-- WHAT IS EXPECTED --
Each record must be reproduced exactly as it is shown.

-- STORED DATA --
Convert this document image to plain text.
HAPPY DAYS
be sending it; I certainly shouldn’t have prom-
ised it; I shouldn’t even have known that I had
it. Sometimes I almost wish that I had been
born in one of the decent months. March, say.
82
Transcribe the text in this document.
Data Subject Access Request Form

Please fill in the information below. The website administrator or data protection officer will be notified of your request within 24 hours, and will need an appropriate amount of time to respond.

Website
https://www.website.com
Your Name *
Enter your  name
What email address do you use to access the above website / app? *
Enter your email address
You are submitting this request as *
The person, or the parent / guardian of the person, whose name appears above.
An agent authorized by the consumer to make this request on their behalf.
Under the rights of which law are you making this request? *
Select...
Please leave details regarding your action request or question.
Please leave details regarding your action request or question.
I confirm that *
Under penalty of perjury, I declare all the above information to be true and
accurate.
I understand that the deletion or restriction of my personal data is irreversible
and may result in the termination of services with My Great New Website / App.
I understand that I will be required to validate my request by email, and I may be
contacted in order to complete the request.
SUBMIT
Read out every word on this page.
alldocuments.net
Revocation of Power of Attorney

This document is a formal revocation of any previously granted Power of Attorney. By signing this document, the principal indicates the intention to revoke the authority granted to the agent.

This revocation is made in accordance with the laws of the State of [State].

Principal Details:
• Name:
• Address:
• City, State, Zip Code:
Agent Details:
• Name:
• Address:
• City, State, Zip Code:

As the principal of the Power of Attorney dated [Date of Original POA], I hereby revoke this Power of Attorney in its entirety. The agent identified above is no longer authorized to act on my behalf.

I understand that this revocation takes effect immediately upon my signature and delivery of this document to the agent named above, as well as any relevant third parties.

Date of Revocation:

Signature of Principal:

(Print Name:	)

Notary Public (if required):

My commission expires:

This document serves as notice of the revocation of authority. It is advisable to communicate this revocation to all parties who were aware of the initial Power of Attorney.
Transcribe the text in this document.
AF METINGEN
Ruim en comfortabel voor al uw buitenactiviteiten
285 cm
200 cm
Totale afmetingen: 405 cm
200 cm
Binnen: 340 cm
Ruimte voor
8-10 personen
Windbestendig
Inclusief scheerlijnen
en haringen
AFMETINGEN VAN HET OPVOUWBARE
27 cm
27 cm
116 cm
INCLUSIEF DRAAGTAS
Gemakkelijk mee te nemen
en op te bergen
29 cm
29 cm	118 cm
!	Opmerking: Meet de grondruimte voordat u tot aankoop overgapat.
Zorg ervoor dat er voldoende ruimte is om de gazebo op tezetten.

-- COMPLETE ANSWER --
Convert this document image to plain text.
HAPPY DAYS
be sending it; I certainly shouldn’t have prom-
ised it; I shouldn’t even have known that I had
it. Sometimes I almost wish that I had been
born in one of the decent months. March, say.
82
Transcribe the text in this document.
Data Subject Access Request Form

Please fill in the information below. The website administrator or data protection officer will be notified of your request within 24 hours, and will need an appropriate amount of time to respond.

Website
https://www.website.com
Your Name *
Enter your  name
What email address do you use to access the above website / app? *
Enter your email address
You are submitting this request as *
The person, or the parent / guardian of the person, whose name appears above.
An agent authorized by the consumer to make this request on their behalf.
Under the rights of which law are you making this request? *
Select...
Please leave details regarding your action request or question.
Please leave details regarding your action request or question.
I confirm that *
Under penalty of perjury, I declare all the above information to be true and
accurate.
I understand that the deletion or restriction of my personal data is irreversible
and may result in the termination of services with My Great New Website / App.
I understand that I will be required to validate my request by email, and I may be
contacted in order to complete the request.
SUBMIT
Read out every word on this page.
alldocuments.net
Revocation of Power of Attorney

This document is a formal revocation of any previously granted Power of Attorney. By signing this document, the principal indicates the intention to revoke the authority granted to the agent.

This revocation is made in accordance with the laws of the State of [State].

Principal Details:
• Name:
• Address:
• City, State, Zip Code:
Agent Details:
• Name:
• Address:
• City, State, Zip Code:

As the principal of the Power of Attorney dated [Date of Original POA], I hereby revoke this Power of Attorney in its entirety. The agent identified above is no longer authorized to act on my behalf.

I understand that this revocation takes effect immediately upon my signature and delivery of this document to the agent named above, as well as any relevant third parties.

Date of Revocation:

Signature of Principal:

(Print Name:	)

Notary Public (if required):

My commission expires:

This document serves as notice of the revocation of authority. It is advisable to communicate this revocation to all parties who were aware of the initial Power of Attorney.
Transcribe the text in this document.
AF METINGEN
Ruim en comfortabel voor al uw buitenactiviteiten
285 cm
200 cm
Totale afmetingen: 405 cm
200 cm
Binnen: 340 cm
Ruimte voor
8-10 personen
Windbestendig
Inclusief scheerlijnen
en haringen
AFMETINGEN VAN HET OPVOUWBARE
27 cm
27 cm
116 cm
INCLUSIEF DRAAGTAS
Gemakkelijk mee te nemen
en op te bergen
29 cm
29 cm	118 cm
!	Opmerking: Meet de grondruimte voordat u tot aankoop overgapat.
Zorg ervoor dat er voldoende ruimte is om de gazebo op tezetten.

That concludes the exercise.